--- Begin EXERCISE INPUTS ---

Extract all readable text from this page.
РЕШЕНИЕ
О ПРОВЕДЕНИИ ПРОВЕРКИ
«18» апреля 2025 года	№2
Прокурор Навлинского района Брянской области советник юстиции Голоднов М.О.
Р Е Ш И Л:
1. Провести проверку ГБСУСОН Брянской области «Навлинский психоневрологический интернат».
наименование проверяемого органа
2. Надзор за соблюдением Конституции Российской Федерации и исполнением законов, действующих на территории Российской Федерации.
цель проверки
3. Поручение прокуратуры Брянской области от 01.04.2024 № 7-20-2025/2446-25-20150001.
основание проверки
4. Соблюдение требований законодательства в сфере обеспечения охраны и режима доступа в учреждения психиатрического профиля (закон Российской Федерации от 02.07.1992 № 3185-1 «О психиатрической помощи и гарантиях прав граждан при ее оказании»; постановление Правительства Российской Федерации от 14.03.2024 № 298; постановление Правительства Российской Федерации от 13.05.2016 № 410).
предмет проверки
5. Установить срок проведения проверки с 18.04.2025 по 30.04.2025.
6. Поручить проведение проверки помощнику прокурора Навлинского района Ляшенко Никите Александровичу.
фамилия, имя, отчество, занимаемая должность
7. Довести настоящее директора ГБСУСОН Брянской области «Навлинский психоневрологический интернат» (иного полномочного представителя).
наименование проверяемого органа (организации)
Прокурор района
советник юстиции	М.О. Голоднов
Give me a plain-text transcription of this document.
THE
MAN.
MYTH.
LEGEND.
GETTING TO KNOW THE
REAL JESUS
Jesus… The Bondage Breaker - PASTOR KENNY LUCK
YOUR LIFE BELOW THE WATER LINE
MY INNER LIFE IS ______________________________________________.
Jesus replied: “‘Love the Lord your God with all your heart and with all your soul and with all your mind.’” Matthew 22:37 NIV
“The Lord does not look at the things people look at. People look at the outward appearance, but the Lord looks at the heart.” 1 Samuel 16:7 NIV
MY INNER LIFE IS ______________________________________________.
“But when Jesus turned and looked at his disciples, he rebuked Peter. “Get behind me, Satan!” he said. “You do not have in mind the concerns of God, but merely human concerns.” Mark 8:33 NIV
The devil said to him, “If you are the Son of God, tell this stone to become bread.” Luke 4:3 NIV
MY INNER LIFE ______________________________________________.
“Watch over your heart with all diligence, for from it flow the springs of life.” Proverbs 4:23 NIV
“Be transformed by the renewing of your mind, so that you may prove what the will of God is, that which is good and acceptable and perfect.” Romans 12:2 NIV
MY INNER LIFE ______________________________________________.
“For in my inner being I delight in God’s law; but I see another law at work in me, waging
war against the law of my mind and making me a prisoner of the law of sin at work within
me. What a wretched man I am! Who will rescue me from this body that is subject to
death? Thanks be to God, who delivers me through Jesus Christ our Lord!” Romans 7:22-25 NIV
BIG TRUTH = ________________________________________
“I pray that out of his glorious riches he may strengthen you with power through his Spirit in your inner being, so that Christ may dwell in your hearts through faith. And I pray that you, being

--- End EXERCISE INPUTS ---

- _WHAT IS REQUIRED_: Where a line in the entries holds the word "Навлинского", copy that line.

- _ANSWER TO THE EXERCISE_:
Прокурор Навлинского района Брянской области советник юстиции Голоднов М.О.
6. Поручить проведение проверки помощнику прокурора Навлинского района Ляшенко Никите Александровичу.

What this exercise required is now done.